» **What you need to do**: Verbatim output of all the material below is required.
>> START
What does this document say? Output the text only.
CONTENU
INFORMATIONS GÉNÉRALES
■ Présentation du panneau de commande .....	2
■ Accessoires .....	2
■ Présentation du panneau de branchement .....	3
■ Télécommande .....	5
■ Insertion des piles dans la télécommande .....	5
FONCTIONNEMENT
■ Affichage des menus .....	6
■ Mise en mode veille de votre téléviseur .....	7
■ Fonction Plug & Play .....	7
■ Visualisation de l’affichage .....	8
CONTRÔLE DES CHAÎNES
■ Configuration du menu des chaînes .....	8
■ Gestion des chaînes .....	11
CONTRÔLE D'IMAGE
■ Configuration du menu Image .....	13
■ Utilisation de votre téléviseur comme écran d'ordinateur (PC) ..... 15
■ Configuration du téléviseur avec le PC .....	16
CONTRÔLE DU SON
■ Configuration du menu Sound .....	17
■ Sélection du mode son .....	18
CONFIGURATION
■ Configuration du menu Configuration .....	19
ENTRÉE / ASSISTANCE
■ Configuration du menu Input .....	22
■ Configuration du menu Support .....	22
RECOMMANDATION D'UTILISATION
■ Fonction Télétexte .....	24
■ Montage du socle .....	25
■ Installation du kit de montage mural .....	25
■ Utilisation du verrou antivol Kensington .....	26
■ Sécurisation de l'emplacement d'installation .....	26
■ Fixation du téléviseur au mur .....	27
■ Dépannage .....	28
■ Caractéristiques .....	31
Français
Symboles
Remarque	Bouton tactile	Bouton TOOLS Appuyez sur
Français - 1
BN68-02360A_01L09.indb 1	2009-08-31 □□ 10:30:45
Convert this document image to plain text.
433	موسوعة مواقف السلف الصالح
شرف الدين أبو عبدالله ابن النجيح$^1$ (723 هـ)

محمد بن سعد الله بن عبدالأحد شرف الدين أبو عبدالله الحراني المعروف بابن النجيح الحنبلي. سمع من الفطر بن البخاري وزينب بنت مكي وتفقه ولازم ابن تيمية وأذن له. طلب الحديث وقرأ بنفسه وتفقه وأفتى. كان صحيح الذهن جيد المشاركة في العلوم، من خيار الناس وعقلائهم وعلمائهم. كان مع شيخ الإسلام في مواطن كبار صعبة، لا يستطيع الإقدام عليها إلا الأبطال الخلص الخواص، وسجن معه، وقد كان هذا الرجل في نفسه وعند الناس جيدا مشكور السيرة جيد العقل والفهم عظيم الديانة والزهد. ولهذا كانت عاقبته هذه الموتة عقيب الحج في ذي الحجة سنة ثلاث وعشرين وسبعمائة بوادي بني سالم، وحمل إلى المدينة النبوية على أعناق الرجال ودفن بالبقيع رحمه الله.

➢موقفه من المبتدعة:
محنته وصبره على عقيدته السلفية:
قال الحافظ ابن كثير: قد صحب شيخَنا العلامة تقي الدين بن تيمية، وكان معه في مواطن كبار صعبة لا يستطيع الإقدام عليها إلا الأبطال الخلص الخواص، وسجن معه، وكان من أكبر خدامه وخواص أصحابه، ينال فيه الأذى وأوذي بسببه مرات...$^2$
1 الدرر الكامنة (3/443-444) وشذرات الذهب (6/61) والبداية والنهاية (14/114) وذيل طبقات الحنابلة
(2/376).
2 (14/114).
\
>> END
» **Worked solution**:
What does this document say? Output the text only.
CONTENU
INFORMATIONS GÉNÉRALES
■ Présentation du panneau de commande .....	2
■ Accessoires .....	2
■ Présentation du panneau de branchement .....	3
■ Télécommande .....	5
■ Insertion des piles dans la télécommande .....	5
FONCTIONNEMENT
■ Affichage des menus .....	6
■ Mise en mode veille de votre téléviseur .....	7
■ Fonction Plug & Play .....	7
■ Visualisation de l’affichage .....	8
CONTRÔLE DES CHAÎNES
■ Configuration du menu des chaînes .....	8
■ Gestion des chaînes .....	11
CONTRÔLE D'IMAGE
■ Configuration du menu Image .....	13
■ Utilisation de votre téléviseur comme écran d'ordinateur (PC) ..... 15
■ Configuration du téléviseur avec le PC .....	16
CONTRÔLE DU SON
■ Configuration du menu Sound .....	17
■ Sélection du mode son .....	18
CONFIGURATION
■ Configuration du menu Configuration .....	19
ENTRÉE / ASSISTANCE
■ Configuration du menu Input .....	22
■ Configuration du menu Support .....	22
RECOMMANDATION D'UTILISATION
■ Fonction Télétexte .....	24
■ Montage du socle .....	25
■ Installation du kit de montage mural .....	25
■ Utilisation du verrou antivol Kensington .....	26
■ Sécurisation de l'emplacement d'installation .....	26
■ Fixation du téléviseur au mur .....	27
■ Dépannage .....	28
■ Caractéristiques .....	31
Français
Symboles
Remarque	Bouton tactile	Bouton TOOLS Appuyez sur
Français - 1
BN68-02360A_01L09.indb 1	2009-08-31 □□ 10:30:45
Convert this document image to plain text.
433	موسوعة مواقف السلف الصالح
شرف الدين أبو عبدالله ابن النجيح$^1$ (723 هـ)

محمد بن سعد الله بن عبدالأحد شرف الدين أبو عبدالله الحراني المعروف بابن النجيح الحنبلي. سمع من الفطر بن البخاري وزينب بنت مكي وتفقه ولازم ابن تيمية وأذن له. طلب الحديث وقرأ بنفسه وتفقه وأفتى. كان صحيح الذهن جيد المشاركة في العلوم، من خيار الناس وعقلائهم وعلمائهم. كان مع شيخ الإسلام في مواطن كبار صعبة، لا يستطيع الإقدام عليها إلا الأبطال الخلص الخواص، وسجن معه، وقد كان هذا الرجل في نفسه وعند الناس جيدا مشكور السيرة جيد العقل والفهم عظيم الديانة والزهد. ولهذا كانت عاقبته هذه الموتة عقيب الحج في ذي الحجة سنة ثلاث وعشرين وسبعمائة بوادي بني سالم، وحمل إلى المدينة النبوية على أعناق الرجال ودفن بالبقيع رحمه الله.

➢موقفه من المبتدعة:
محنته وصبره على عقيدته السلفية:
قال الحافظ ابن كثير: قد صحب شيخَنا العلامة تقي الدين بن تيمية، وكان معه في مواطن كبار صعبة لا يستطيع الإقدام عليها إلا الأبطال الخلص الخواص، وسجن معه، وكان من أكبر خدامه وخواص أصحابه، ينال فيه الأذى وأوذي بسببه مرات...$^2$
1 الدرر الكامنة (3/443-444) وشذرات الذهب (6/61) والبداية والنهاية (14/114) وذيل طبقات الحنابلة
(2/376).
2 (14/114).
\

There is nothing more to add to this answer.